Collected data
◇ ◇ ◇ ◇ ◇
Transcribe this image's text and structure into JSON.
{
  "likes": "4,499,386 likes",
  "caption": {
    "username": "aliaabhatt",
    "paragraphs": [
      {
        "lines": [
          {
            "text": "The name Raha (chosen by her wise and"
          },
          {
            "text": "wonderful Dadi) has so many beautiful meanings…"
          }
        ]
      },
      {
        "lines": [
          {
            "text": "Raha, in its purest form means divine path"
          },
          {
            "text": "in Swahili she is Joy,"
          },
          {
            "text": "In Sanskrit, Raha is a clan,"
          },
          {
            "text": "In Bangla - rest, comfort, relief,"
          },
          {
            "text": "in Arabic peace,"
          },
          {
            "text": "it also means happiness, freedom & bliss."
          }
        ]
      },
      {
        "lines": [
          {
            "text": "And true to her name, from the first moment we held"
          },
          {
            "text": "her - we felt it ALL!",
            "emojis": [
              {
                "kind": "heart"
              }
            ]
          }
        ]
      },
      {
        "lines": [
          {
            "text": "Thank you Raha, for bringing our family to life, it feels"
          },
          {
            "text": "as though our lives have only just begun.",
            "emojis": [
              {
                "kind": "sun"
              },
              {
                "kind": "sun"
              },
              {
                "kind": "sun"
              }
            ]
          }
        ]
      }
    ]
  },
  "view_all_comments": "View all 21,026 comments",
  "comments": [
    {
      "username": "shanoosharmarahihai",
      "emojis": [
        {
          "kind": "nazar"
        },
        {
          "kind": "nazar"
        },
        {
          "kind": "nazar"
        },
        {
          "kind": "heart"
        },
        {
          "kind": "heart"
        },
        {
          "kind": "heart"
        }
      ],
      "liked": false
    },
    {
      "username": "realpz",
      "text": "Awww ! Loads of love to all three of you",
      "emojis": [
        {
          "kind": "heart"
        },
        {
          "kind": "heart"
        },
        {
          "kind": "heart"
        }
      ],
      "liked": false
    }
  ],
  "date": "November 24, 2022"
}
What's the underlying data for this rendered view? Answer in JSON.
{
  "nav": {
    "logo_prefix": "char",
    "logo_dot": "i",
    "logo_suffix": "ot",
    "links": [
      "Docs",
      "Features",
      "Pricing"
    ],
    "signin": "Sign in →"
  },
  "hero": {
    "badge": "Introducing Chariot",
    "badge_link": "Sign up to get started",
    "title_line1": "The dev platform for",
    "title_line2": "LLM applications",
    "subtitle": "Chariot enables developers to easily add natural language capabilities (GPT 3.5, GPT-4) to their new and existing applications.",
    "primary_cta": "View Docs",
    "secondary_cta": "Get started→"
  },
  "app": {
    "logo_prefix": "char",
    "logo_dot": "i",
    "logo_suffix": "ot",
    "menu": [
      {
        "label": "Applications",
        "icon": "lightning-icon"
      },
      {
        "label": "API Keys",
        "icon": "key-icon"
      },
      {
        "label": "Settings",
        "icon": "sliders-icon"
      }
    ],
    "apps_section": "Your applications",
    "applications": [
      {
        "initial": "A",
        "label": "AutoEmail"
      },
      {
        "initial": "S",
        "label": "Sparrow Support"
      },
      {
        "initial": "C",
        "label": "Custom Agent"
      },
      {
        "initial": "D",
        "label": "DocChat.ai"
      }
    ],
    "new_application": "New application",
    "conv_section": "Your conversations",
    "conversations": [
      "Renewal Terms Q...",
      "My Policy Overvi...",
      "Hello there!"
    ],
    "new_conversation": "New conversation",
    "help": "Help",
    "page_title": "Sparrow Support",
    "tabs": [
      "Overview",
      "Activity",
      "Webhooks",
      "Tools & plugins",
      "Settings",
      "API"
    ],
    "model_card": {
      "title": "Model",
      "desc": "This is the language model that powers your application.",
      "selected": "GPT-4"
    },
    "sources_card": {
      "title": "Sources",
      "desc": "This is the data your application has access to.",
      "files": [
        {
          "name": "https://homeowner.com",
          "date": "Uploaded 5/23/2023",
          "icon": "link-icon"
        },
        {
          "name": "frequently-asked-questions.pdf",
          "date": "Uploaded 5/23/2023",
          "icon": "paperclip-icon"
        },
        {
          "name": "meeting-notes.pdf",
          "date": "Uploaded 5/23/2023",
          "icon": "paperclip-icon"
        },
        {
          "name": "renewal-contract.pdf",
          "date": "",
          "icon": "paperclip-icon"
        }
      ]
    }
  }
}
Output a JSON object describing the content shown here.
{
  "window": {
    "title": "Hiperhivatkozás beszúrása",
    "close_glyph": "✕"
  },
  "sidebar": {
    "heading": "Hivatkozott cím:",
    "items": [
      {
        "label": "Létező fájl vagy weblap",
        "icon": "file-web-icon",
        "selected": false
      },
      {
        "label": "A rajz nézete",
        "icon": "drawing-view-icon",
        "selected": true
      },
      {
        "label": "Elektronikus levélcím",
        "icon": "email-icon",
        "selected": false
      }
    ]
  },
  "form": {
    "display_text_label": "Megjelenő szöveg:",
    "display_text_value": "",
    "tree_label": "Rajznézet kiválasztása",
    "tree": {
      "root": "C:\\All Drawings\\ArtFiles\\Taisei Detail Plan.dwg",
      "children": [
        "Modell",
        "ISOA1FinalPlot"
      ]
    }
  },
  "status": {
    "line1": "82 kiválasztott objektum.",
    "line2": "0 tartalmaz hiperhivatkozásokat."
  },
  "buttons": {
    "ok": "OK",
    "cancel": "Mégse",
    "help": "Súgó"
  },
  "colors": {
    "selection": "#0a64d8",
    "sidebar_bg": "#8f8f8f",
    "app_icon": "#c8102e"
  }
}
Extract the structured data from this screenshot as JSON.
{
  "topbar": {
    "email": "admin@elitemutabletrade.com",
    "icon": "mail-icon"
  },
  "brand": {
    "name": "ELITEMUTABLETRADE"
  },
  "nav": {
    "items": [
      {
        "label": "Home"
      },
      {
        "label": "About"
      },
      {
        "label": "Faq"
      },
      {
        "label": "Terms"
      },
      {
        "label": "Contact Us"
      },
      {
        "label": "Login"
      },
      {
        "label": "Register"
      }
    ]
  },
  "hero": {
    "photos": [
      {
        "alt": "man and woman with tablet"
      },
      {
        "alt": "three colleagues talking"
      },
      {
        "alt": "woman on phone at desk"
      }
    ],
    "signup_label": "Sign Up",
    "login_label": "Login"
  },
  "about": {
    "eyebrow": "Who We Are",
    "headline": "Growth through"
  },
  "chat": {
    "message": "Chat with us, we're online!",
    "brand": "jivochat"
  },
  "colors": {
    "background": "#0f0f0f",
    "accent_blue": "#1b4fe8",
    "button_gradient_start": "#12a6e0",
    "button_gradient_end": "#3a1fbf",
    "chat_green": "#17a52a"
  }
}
◇ ◇ ◇ ◇ ◇
Search the listing for the word "true". Copy every line in which it occurs.

            "text": "And true to her name, from the first moment we held"
        "selected": true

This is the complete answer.